What you should do
Reproduce the following listing line for line, without altering any character.

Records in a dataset
* * * *

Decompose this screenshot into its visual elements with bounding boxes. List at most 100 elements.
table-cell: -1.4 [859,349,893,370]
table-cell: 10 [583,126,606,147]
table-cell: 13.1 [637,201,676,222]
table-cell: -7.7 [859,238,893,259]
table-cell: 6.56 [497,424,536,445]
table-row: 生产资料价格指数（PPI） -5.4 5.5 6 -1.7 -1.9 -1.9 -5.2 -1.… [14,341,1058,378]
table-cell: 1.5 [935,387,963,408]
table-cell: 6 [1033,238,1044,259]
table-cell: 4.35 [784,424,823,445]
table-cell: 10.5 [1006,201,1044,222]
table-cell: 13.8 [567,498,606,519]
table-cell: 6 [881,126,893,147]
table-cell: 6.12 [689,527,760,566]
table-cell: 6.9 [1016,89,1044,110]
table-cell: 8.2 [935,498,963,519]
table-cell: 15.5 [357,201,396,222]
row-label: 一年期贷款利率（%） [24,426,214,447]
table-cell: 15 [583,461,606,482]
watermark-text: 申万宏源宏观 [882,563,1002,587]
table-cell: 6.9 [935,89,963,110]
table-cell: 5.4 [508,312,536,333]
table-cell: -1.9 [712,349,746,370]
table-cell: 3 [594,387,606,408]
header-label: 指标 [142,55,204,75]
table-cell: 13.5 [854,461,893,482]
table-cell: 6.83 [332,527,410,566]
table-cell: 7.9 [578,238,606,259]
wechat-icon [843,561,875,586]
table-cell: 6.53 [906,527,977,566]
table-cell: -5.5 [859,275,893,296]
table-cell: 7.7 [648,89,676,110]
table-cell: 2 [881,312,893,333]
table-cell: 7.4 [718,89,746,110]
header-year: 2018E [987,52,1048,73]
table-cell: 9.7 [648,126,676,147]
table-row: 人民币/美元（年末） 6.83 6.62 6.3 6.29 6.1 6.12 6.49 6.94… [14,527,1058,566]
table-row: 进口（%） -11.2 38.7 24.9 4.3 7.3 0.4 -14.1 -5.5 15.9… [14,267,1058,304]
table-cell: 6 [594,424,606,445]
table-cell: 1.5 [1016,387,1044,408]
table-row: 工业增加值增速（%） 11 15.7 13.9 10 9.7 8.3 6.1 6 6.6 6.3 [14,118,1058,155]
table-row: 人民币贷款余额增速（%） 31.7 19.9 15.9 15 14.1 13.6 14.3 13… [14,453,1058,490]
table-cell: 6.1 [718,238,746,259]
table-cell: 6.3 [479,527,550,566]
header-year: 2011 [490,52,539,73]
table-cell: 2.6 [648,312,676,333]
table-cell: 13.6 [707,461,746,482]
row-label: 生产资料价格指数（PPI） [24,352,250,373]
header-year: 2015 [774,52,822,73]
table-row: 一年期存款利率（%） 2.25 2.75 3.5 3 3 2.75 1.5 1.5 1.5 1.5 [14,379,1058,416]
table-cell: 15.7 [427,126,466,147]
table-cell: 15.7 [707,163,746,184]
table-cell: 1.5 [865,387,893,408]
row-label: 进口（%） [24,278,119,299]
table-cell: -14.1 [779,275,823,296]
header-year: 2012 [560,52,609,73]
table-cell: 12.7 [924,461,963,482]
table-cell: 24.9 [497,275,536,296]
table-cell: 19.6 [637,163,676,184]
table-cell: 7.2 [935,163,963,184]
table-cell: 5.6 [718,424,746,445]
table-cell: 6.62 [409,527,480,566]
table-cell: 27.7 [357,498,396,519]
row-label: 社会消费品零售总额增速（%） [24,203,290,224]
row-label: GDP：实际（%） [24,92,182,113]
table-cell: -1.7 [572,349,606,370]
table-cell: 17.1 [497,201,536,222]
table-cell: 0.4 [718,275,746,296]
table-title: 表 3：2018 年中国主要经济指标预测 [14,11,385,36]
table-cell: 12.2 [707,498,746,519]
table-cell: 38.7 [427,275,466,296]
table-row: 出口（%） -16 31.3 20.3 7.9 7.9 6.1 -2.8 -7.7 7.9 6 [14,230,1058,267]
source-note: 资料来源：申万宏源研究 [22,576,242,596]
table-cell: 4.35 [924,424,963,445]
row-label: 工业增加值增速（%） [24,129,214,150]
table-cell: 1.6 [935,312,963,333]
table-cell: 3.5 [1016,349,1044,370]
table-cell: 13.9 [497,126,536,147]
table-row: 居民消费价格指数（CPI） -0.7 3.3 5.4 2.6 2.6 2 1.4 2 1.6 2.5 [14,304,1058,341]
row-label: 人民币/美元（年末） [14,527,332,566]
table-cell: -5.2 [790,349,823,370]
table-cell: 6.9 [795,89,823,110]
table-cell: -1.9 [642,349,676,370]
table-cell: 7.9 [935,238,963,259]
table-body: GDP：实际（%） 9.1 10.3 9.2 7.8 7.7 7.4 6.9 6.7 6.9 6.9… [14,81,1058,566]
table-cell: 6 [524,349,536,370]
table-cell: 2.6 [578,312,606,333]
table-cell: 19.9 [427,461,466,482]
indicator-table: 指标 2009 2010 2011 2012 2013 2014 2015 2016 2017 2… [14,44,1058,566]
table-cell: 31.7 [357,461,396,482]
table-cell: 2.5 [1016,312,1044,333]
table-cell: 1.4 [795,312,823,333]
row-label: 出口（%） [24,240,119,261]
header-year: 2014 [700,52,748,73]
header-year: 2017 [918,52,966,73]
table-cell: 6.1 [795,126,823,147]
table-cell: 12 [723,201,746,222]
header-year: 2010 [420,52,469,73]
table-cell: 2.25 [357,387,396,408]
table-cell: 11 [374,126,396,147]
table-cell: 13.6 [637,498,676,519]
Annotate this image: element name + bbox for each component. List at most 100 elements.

* * * *

Result below
Decompose this screenshot into its visual elements with bounding boxes. List at most 100 elements.
table-cell: -1.4 [859,349,893,370]
table-cell: 10 [583,126,606,147]
table-cell: 13.1 [637,201,676,222]
table-cell: -7.7 [859,238,893,259]
table-cell: 6.56 [497,424,536,445]
table-row: 生产资料价格指数（PPI） -5.4 5.5 6 -1.7 -1.9 -1.9 -5.2 -1.… [14,341,1058,378]
table-cell: 1.5 [935,387,963,408]
table-cell: 6 [1033,238,1044,259]
table-cell: 4.35 [784,424,823,445]
table-cell: 10.5 [1006,201,1044,222]
table-cell: 13.8 [567,498,606,519]
table-cell: 6 [881,126,893,147]
table-cell: 6.12 [689,527,760,566]
table-cell: 6.9 [1016,89,1044,110]
table-cell: 8.2 [935,498,963,519]
table-cell: 15.5 [357,201,396,222]
row-label: 一年期贷款利率（%） [24,426,214,447]
table-cell: 15 [583,461,606,482]
watermark-text: 申万宏源宏观 [882,563,1002,587]
table-cell: 6.9 [935,89,963,110]
table-cell: 5.4 [508,312,536,333]
table-cell: -1.9 [712,349,746,370]
table-cell: 3 [594,387,606,408]
header-label: 指标 [142,55,204,75]
table-cell: 13.5 [854,461,893,482]
table-cell: 6.83 [332,527,410,566]
table-cell: 7.9 [578,238,606,259]
wechat-icon [843,561,875,586]
table-cell: 6.53 [906,527,977,566]
table-cell: -5.5 [859,275,893,296]
table-cell: 7.7 [648,89,676,110]
table-cell: 2 [881,312,893,333]
table-cell: 7.4 [718,89,746,110]
header-year: 2018E [987,52,1048,73]
table-cell: 9.7 [648,126,676,147]
table-row: 人民币/美元（年末） 6.83 6.62 6.3 6.29 6.1 6.12 6.49 6.94… [14,527,1058,566]
table-row: 进口（%） -11.2 38.7 24.9 4.3 7.3 0.4 -14.1 -5.5 15.9… [14,267,1058,304]
table-cell: 6 [594,424,606,445]
table-cell: 1.5 [1016,387,1044,408]
table-row: 工业增加值增速（%） 11 15.7 13.9 10 9.7 8.3 6.1 6 6.6 6.3 [14,118,1058,155]
table-row: 人民币贷款余额增速（%） 31.7 19.9 15.9 15 14.1 13.6 14.3 13… [14,453,1058,490]
table-cell: 6.1 [718,238,746,259]
table-cell: 6.3 [479,527,550,566]
header-year: 2011 [490,52,539,73]
table-cell: 2.6 [648,312,676,333]
table-cell: 13.6 [707,461,746,482]
row-label: 生产资料价格指数（PPI） [24,352,250,373]
header-year: 2015 [774,52,822,73]
table-row: 一年期存款利率（%） 2.25 2.75 3.5 3 3 2.75 1.5 1.5 1.5 1.5 [14,379,1058,416]
table-cell: 15.7 [427,126,466,147]
table-cell: 15.7 [707,163,746,184]
table-cell: 1.5 [865,387,893,408]
row-label: 进口（%） [24,278,119,299]
table-cell: -14.1 [779,275,823,296]
header-year: 2012 [560,52,609,73]
table-cell: 12.7 [924,461,963,482]
table-cell: 24.9 [497,275,536,296]
table-cell: 19.6 [637,163,676,184]
table-cell: 7.2 [935,163,963,184]
table-cell: 5.6 [718,424,746,445]
table-cell: 6.62 [409,527,480,566]
table-cell: 27.7 [357,498,396,519]
row-label: 社会消费品零售总额增速（%） [24,203,290,224]
row-label: GDP：实际（%） [24,92,182,113]
table-cell: -1.7 [572,349,606,370]
table-cell: 17.1 [497,201,536,222]
table-cell: 0.4 [718,275,746,296]
table-title: 表 3：2018 年中国主要经济指标预测 [14,11,385,36]
table-cell: 12.2 [707,498,746,519]
table-cell: 38.7 [427,275,466,296]
table-row: 出口（%） -16 31.3 20.3 7.9 7.9 6.1 -2.8 -7.7 7.9 6 [14,230,1058,267]
source-note: 资料来源：申万宏源研究 [22,576,242,596]
table-cell: 4.35 [924,424,963,445]
row-label: 工业增加值增速（%） [24,129,214,150]
table-cell: 1.6 [935,312,963,333]
table-cell: 3.5 [1016,349,1044,370]
table-cell: 13.9 [497,126,536,147]
table-row: 居民消费价格指数（CPI） -0.7 3.3 5.4 2.6 2.6 2 1.4 2 1.6 2.5 [14,304,1058,341]
row-label: 人民币/美元（年末） [14,527,332,566]
table-cell: -5.2 [790,349,823,370]
table-cell: 6.9 [795,89,823,110]
table-cell: -1.9 [642,349,676,370]
table-cell: 7.9 [935,238,963,259]
table-body: GDP：实际（%） 9.1 10.3 9.2 7.8 7.7 7.4 6.9 6.7 6.9 6.9… [14,81,1058,566]
table-cell: 6 [524,349,536,370]
table-cell: 2.6 [578,312,606,333]
table-cell: 19.9 [427,461,466,482]
indicator-table: 指标 2009 2010 2011 2012 2013 2014 2015 2016 2017 2… [14,44,1058,566]
table-cell: 31.7 [357,461,396,482]
table-cell: 2.5 [1016,312,1044,333]
table-cell: 1.4 [795,312,823,333]
row-label: 出口（%） [24,240,119,261]
header-year: 2014 [700,52,748,73]
header-year: 2017 [918,52,966,73]
table-cell: 6.1 [795,126,823,147]
table-cell: 12 [723,201,746,222]
header-year: 2010 [420,52,469,73]
table-cell: 2.25 [357,387,396,408]
table-cell: 11 [374,126,396,147]
table-cell: 13.6 [637,498,676,519]
Annotate this image: element name + bbox for each component. List at most 100 elements.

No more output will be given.